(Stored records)
· · · ·

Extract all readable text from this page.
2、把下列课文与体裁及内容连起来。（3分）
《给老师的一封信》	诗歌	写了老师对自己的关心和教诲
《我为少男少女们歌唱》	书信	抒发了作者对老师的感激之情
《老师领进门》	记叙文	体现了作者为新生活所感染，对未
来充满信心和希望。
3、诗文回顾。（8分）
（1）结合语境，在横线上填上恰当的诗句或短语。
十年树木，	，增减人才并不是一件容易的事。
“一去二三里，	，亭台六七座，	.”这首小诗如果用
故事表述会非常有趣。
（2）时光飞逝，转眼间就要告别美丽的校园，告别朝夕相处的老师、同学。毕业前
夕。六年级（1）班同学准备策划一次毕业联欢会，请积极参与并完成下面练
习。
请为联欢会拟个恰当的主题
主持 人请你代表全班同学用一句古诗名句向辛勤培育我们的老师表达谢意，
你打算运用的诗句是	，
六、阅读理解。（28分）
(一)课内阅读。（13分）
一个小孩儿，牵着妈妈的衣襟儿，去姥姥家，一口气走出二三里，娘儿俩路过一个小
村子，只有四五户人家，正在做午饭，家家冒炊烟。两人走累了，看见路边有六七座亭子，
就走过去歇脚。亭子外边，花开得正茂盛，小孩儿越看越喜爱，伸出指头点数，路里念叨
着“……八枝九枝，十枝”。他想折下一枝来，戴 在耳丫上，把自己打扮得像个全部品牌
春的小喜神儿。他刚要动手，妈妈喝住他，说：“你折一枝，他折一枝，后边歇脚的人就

· · · ·

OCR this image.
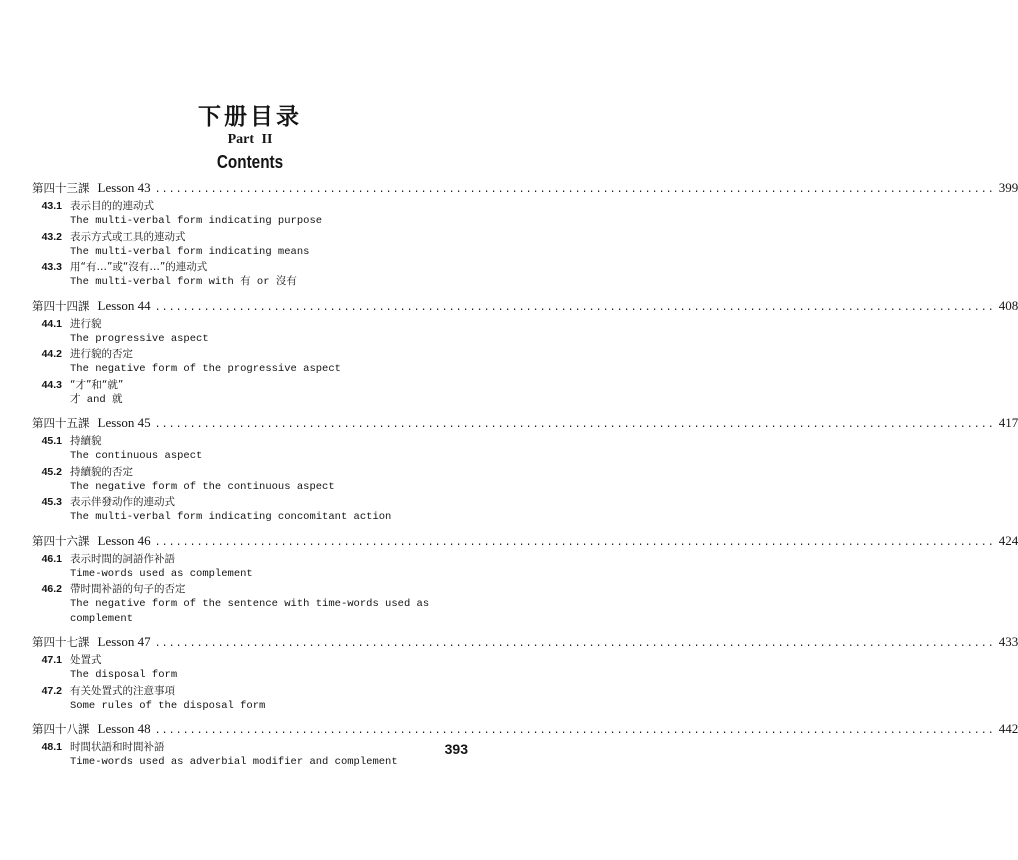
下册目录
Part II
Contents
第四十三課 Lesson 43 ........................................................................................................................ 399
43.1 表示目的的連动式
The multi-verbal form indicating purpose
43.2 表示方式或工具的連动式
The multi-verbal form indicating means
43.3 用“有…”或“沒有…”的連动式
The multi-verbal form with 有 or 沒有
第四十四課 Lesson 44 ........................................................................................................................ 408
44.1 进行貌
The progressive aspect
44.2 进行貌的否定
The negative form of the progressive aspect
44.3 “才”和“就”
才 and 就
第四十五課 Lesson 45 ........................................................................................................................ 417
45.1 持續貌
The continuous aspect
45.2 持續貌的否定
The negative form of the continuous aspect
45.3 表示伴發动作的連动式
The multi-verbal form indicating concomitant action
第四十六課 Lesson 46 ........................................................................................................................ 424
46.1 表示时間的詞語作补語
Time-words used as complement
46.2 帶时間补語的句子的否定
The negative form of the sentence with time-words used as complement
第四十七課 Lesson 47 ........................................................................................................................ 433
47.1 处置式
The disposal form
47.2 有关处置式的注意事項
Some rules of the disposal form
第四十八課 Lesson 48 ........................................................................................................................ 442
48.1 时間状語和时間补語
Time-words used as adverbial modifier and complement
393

· · · ·

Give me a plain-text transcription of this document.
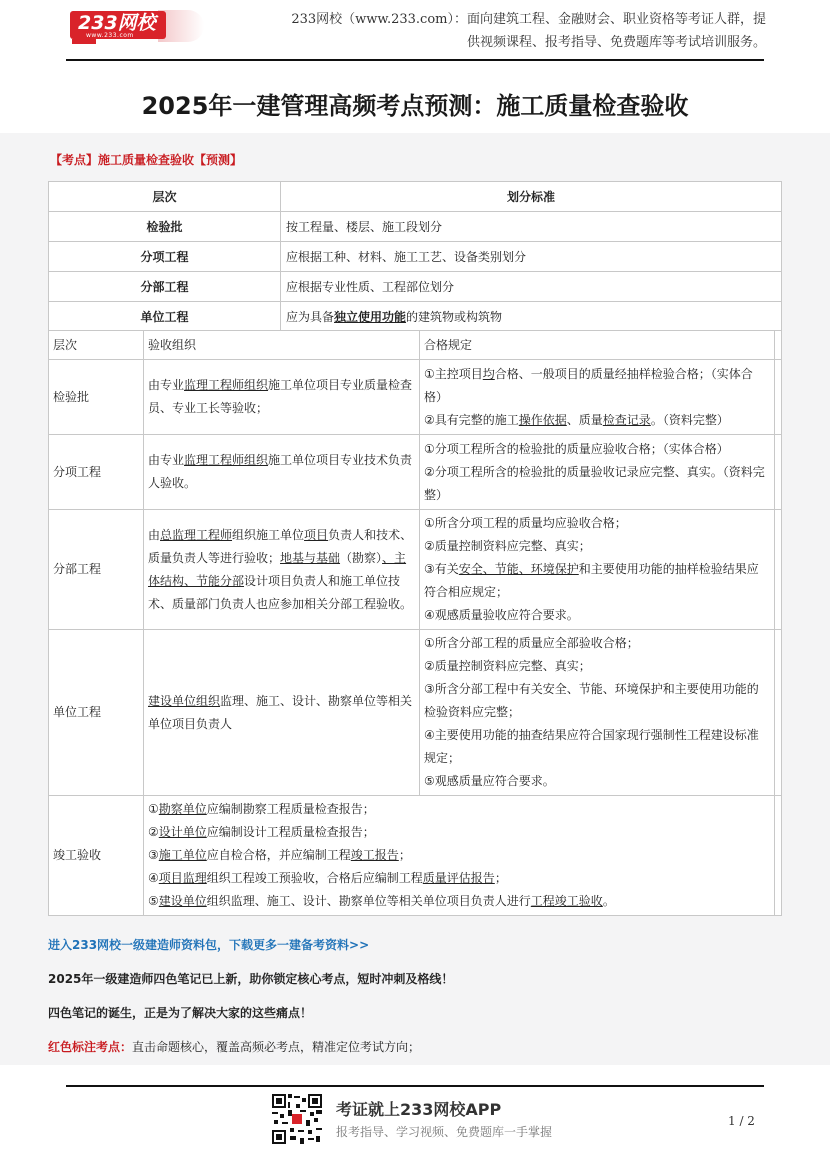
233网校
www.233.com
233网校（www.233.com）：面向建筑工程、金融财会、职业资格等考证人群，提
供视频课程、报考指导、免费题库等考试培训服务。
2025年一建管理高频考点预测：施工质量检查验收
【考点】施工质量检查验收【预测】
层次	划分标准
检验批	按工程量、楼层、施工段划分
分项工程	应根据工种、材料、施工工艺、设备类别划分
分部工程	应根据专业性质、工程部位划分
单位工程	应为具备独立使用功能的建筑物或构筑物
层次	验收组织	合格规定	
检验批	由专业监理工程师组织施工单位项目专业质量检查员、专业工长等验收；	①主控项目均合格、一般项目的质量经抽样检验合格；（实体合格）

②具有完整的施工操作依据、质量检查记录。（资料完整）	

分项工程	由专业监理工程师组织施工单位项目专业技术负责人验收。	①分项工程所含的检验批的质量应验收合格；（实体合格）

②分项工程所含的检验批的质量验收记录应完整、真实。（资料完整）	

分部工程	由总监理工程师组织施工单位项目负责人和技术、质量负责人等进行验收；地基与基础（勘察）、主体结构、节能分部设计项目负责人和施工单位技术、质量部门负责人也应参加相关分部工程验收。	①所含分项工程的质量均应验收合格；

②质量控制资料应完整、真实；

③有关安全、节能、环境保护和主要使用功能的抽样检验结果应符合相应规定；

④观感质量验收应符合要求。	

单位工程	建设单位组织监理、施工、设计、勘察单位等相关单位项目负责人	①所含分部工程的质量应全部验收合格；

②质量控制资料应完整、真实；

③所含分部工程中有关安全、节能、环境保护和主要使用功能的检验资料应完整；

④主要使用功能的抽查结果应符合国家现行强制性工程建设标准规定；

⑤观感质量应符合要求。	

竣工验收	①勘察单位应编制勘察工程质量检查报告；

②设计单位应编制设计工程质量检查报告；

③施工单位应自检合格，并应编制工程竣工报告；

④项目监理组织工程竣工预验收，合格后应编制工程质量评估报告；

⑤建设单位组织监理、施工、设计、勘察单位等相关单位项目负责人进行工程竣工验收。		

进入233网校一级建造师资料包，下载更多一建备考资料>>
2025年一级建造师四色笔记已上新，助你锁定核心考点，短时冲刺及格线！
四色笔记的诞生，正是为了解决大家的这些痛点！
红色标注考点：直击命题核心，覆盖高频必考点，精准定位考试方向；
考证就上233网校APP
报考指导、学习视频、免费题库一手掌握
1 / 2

· · · ·

* What you have to do:
Reproduce each line of the entries in which the word "报考指导" is found.

* Reply to the exercise:
供视频课程、报考指导、免费题库等考试培训服务。
报考指导、学习视频、免费题库一手掌握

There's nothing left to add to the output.